begin Records for this task

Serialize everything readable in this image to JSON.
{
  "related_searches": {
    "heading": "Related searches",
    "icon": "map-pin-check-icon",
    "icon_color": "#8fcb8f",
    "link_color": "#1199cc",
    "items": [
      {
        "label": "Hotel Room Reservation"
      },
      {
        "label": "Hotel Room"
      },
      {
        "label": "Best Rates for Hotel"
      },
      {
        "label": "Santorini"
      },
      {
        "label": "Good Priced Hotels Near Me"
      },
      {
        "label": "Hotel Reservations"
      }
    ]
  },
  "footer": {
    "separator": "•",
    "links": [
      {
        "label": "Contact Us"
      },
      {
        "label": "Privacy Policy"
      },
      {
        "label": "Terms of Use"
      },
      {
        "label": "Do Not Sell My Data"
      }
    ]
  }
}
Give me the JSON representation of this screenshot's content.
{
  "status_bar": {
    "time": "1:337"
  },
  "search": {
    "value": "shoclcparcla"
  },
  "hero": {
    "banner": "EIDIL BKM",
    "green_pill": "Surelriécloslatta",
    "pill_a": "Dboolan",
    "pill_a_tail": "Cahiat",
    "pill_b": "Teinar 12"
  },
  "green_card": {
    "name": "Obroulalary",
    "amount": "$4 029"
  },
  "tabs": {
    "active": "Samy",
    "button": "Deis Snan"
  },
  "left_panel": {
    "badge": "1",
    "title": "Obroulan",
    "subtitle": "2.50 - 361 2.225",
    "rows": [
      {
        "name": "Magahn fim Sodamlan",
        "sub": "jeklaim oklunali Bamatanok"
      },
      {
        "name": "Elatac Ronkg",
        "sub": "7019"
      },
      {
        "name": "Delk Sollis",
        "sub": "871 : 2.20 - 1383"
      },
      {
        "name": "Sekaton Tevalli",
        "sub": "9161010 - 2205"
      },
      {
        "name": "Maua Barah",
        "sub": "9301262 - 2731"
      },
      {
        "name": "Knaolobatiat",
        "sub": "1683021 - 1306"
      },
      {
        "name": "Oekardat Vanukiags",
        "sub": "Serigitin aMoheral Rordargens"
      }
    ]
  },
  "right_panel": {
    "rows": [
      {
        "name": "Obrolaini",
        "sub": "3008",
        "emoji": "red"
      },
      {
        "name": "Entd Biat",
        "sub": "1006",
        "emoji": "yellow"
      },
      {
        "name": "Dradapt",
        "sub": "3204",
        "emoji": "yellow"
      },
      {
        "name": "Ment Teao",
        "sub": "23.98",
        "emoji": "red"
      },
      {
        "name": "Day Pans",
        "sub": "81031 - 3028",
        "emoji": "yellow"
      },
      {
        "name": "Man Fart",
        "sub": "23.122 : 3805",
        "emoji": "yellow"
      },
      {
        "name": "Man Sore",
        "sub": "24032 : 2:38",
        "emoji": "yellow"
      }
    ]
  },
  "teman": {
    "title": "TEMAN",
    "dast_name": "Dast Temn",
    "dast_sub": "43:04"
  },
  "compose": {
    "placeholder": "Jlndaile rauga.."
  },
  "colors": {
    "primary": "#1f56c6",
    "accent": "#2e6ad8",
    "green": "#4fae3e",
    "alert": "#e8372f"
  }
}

end Records for this task

> **To do**
Pick each line holding the word "Room" out of the data and copy it.

> **Response**
        "label": "Hotel Room Reservation"
        "label": "Hotel Room"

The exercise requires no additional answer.